- _Task prompt_:
Please list all lines of the material below in which the string "Island" occurs.
_ _ _ _ _ _ _
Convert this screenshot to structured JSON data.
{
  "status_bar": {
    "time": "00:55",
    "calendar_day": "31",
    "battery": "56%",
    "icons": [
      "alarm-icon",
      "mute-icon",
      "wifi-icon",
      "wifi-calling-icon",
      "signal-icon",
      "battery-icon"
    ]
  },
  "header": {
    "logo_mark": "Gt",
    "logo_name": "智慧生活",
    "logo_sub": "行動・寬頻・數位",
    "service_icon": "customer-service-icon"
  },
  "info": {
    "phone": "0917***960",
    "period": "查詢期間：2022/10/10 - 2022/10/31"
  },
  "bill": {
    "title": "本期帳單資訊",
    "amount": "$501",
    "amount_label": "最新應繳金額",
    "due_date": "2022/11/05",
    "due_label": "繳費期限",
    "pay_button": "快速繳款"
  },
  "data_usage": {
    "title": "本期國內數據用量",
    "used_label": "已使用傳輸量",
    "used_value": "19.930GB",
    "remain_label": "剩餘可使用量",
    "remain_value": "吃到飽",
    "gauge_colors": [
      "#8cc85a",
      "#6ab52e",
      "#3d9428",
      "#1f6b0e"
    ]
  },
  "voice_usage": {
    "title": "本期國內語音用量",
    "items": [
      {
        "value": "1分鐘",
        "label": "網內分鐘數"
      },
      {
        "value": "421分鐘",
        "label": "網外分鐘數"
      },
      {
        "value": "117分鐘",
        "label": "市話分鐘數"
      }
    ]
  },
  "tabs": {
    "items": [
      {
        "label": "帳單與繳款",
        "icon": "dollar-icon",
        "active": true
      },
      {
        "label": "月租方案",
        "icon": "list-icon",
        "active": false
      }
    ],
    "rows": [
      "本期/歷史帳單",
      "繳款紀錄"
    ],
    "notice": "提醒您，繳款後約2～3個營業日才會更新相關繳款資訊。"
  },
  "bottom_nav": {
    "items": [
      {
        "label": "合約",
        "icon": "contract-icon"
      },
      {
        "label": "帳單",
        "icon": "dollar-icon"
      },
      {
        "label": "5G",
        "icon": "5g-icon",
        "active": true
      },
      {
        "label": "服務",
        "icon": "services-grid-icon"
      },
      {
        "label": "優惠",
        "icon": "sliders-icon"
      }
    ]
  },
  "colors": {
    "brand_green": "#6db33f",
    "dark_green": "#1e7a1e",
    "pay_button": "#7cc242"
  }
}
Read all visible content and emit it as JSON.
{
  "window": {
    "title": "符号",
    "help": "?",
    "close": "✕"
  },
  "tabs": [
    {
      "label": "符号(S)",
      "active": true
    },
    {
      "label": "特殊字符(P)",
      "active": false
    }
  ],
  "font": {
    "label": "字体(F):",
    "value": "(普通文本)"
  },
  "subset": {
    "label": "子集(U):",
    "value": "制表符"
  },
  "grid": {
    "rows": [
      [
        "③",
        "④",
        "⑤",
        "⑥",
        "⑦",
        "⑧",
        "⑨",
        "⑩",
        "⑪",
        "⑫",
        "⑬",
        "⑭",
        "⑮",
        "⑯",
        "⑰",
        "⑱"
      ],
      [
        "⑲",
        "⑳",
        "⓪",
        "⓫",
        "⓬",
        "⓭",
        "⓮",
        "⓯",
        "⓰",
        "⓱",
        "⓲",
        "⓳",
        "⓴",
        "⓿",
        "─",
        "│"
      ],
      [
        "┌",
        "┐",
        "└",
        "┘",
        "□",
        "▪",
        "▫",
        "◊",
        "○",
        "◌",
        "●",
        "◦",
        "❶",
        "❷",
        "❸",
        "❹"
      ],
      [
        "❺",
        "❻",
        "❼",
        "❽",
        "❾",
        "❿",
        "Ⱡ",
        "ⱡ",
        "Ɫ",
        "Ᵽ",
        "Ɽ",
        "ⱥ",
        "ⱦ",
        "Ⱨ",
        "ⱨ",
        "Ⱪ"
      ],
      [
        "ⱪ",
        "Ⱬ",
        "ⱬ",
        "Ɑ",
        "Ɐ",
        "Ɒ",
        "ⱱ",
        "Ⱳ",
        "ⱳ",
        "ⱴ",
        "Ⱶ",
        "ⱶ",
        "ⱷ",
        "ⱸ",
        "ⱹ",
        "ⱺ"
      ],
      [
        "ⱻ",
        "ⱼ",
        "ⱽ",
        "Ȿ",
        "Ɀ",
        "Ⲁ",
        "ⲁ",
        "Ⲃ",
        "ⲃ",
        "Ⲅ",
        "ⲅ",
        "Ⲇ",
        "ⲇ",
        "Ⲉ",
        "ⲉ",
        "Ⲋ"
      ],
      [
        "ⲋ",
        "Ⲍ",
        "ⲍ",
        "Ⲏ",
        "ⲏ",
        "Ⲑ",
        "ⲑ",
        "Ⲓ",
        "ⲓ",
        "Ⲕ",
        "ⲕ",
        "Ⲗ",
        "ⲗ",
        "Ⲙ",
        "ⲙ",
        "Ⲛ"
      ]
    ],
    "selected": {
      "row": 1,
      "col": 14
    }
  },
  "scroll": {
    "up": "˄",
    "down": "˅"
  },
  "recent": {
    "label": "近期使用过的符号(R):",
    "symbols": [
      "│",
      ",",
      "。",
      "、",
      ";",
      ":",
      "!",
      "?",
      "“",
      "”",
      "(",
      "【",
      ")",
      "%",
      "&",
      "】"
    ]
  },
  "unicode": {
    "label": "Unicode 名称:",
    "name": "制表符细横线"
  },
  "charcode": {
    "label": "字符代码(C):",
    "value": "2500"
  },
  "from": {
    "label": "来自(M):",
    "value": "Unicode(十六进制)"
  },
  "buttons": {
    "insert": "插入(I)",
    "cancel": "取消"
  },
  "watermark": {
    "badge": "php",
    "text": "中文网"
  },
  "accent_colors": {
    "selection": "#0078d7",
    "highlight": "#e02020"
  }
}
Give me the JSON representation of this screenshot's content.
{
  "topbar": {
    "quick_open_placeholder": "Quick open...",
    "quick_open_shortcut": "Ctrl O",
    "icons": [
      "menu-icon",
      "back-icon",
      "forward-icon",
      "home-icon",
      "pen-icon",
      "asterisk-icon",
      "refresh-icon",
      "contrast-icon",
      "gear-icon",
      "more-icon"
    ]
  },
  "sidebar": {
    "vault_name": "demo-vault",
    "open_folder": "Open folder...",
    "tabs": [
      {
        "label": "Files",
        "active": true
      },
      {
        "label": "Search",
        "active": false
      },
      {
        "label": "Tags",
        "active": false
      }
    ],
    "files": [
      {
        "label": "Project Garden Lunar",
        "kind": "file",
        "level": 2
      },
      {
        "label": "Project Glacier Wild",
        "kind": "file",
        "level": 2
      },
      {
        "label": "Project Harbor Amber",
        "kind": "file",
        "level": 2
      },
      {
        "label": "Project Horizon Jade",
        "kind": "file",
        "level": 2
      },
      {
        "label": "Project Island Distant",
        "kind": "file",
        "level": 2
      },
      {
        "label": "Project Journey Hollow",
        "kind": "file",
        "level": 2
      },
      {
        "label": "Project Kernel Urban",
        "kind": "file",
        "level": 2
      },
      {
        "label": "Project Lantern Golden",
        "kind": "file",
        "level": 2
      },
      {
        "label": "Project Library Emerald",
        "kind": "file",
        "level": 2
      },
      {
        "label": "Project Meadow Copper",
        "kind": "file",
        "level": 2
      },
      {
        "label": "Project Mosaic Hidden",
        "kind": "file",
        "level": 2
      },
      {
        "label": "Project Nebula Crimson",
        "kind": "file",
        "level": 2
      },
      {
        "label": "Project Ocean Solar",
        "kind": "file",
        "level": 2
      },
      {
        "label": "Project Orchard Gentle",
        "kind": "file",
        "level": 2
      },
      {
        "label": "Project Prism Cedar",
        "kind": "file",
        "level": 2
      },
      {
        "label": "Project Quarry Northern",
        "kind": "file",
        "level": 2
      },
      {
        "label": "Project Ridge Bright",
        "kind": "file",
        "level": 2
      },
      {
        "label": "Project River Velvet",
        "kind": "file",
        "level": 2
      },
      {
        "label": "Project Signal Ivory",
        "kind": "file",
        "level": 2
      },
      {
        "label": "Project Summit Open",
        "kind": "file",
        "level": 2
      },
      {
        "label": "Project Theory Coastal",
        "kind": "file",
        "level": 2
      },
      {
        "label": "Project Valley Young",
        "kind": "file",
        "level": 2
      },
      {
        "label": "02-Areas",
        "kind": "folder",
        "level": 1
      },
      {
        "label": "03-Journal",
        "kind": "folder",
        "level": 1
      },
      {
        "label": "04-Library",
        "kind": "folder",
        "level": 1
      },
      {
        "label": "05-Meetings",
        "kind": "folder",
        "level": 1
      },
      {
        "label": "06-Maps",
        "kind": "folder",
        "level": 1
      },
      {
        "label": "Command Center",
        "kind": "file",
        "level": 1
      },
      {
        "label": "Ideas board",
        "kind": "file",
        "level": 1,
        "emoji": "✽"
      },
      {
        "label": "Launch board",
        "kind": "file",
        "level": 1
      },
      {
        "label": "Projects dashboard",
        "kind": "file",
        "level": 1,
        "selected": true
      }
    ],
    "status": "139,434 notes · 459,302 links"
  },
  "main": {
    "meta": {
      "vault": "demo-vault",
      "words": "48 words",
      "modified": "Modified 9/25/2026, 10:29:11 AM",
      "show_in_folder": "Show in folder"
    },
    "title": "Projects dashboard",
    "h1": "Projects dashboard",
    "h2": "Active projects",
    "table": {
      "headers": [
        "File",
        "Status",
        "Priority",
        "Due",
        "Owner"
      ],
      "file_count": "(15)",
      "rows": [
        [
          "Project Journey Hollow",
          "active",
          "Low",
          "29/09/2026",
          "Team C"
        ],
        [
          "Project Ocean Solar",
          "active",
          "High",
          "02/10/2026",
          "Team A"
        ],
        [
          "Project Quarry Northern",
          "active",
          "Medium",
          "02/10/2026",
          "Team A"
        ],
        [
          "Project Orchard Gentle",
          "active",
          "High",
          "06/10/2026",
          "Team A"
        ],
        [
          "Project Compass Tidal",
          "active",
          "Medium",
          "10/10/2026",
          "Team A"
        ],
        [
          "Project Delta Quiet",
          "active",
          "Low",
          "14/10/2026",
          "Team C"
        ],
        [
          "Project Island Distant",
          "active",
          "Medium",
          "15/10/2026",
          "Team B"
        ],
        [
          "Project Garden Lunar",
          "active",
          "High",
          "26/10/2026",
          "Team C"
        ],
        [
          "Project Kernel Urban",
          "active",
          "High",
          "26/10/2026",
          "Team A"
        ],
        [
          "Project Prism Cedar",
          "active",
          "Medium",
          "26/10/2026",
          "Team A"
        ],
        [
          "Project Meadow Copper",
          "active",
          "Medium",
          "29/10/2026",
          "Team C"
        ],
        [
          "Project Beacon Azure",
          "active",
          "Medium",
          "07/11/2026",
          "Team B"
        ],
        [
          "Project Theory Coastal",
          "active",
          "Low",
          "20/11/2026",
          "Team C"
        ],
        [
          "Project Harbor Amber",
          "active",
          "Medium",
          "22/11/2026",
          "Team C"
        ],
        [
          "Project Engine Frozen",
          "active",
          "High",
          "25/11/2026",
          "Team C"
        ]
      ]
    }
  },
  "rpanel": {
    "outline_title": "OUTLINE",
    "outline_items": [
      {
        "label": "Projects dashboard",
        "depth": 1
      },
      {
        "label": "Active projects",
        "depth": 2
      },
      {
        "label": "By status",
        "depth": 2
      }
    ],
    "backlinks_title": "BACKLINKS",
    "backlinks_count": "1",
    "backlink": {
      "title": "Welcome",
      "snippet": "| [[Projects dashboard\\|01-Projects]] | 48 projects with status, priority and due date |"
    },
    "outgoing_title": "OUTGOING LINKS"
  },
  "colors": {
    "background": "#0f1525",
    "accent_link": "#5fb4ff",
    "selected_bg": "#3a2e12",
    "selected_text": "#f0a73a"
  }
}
_ _ _ _ _ _ _
- _Task solution_:
        "label": "Project Island Distant",
          "Project Island Distant",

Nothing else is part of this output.